▶ [Exercise prompt]
Gather the lines below that include the string "PENTICOSTALA", copying each in full.

▶ [Supplied material]
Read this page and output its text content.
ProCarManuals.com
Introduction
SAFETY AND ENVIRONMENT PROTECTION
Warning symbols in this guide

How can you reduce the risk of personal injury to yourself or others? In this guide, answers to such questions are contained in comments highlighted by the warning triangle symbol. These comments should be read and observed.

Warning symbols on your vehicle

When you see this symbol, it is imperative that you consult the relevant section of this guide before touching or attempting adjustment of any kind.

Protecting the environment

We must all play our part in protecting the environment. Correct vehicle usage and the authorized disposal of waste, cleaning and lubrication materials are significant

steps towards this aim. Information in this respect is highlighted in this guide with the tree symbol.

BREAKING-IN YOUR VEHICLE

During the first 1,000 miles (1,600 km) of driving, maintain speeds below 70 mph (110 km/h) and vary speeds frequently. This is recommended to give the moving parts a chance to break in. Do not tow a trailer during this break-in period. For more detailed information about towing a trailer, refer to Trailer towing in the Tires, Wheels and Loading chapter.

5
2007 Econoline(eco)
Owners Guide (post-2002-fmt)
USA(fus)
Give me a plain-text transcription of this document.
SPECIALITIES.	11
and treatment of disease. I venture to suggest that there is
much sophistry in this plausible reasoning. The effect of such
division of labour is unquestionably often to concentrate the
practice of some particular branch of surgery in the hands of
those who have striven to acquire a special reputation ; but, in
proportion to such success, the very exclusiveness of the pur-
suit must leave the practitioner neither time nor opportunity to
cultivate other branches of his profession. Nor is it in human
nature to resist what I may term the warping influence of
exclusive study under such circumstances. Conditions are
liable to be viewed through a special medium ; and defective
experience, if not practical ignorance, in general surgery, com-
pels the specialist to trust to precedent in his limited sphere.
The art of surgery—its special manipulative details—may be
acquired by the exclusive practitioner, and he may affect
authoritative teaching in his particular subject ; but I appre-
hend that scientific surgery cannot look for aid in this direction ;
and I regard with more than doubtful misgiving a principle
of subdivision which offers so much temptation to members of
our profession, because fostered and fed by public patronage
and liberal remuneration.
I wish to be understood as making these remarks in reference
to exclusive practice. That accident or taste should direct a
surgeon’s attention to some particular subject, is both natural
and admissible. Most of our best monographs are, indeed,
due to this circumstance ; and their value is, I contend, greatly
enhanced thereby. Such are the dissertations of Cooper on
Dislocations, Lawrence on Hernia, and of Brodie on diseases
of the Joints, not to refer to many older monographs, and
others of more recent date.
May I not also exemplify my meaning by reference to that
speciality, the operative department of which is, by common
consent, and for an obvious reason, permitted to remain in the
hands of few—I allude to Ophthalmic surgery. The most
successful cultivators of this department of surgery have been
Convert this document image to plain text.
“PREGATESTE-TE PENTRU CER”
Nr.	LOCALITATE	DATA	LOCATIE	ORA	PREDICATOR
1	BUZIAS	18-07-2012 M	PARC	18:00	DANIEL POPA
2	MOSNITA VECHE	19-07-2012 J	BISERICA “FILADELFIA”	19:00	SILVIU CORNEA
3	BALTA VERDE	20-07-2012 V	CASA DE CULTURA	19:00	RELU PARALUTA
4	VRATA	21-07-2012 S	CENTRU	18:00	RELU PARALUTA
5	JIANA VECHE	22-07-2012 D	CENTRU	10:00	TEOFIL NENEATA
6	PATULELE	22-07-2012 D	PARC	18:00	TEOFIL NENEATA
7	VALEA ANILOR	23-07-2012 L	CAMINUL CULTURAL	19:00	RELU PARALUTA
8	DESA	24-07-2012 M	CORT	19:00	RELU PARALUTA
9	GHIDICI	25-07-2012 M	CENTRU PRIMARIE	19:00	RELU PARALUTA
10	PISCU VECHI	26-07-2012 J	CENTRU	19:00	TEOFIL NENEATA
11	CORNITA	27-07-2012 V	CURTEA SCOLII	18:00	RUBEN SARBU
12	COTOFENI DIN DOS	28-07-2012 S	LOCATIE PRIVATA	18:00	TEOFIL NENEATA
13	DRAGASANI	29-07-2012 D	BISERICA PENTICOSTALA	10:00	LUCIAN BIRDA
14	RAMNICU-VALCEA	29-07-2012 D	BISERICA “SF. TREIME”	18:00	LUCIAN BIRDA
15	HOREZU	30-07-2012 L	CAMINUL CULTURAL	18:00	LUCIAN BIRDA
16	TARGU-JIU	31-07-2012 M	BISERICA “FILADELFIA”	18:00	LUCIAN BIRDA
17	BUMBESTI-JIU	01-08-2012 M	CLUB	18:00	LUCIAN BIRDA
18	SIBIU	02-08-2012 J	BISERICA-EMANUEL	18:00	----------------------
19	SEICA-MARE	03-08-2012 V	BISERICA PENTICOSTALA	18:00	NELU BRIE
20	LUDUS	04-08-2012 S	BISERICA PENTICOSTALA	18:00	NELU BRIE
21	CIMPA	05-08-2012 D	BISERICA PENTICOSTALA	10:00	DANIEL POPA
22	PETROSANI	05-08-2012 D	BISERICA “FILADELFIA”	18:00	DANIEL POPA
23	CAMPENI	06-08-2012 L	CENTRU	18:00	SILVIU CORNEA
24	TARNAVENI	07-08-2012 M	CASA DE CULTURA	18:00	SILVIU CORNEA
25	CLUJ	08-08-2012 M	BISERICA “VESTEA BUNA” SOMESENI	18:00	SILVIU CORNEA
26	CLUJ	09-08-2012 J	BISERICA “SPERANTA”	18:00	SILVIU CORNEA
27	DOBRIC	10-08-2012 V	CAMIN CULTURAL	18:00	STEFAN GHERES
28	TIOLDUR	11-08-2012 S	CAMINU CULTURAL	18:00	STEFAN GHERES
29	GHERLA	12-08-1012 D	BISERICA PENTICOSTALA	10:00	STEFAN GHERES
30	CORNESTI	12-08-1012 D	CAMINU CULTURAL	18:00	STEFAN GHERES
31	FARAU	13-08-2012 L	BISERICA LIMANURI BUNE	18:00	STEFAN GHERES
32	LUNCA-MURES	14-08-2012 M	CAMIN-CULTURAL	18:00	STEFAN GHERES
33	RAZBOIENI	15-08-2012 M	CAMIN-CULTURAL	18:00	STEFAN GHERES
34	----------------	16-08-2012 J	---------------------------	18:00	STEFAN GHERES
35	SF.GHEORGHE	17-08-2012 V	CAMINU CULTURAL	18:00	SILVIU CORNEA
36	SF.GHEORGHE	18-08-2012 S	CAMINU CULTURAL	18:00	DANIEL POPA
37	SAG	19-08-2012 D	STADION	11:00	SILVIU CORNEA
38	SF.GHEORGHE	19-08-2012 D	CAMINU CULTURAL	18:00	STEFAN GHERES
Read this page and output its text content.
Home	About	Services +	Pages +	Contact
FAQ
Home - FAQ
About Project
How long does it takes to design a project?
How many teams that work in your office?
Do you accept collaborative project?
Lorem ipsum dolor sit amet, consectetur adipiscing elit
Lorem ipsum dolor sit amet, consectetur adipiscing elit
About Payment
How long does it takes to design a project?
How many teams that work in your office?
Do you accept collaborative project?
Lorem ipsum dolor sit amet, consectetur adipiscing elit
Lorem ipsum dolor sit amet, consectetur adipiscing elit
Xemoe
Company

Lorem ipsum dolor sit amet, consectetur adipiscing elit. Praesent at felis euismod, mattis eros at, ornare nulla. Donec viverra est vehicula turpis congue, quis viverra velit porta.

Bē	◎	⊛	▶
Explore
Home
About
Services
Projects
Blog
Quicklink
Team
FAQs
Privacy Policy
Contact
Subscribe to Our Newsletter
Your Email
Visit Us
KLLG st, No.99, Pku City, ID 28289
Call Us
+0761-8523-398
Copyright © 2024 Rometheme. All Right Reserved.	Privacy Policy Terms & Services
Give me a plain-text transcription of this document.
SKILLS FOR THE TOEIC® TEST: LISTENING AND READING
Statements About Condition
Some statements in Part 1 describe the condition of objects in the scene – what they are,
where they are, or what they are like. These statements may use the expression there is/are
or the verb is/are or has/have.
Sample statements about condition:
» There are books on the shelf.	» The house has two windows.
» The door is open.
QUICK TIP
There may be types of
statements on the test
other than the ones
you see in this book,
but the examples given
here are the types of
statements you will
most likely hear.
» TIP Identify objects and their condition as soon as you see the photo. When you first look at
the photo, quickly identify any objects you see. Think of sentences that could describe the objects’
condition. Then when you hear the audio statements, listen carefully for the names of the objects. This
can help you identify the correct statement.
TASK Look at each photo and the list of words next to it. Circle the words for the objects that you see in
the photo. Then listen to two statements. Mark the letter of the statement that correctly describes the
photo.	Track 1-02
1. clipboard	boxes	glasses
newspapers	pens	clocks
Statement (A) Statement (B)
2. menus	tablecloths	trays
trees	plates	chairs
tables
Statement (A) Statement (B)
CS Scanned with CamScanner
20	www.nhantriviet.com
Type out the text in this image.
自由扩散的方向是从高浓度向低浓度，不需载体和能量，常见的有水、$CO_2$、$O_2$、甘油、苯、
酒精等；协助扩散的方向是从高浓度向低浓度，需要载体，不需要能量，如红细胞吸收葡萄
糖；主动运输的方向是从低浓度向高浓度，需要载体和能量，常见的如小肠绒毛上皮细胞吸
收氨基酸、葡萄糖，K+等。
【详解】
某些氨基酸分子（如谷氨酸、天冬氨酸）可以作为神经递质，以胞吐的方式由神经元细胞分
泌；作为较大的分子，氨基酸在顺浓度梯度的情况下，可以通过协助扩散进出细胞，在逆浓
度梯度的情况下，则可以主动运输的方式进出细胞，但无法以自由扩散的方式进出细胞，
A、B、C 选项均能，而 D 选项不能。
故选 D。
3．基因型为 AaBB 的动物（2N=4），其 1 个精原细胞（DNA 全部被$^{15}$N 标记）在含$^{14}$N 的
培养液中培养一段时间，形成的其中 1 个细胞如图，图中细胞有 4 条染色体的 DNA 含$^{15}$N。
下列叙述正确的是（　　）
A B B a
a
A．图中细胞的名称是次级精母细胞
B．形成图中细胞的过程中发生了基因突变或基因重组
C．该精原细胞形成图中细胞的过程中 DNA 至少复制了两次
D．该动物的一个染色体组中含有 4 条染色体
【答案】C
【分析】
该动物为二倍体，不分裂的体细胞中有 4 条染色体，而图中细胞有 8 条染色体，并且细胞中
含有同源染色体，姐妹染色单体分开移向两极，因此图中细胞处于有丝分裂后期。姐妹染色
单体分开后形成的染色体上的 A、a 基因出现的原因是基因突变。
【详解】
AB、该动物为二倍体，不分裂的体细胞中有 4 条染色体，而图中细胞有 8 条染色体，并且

▶ [Problem solution]
13	DRAGASANI	29-07-2012 D	BISERICA PENTICOSTALA	10:00	LUCIAN BIRDA
19	SEICA-MARE	03-08-2012 V	BISERICA PENTICOSTALA	18:00	NELU BRIE
20	LUDUS	04-08-2012 S	BISERICA PENTICOSTALA	18:00	NELU BRIE
21	CIMPA	05-08-2012 D	BISERICA PENTICOSTALA	10:00	DANIEL POPA
29	GHERLA	12-08-1012 D	BISERICA PENTICOSTALA	10:00	STEFAN GHERES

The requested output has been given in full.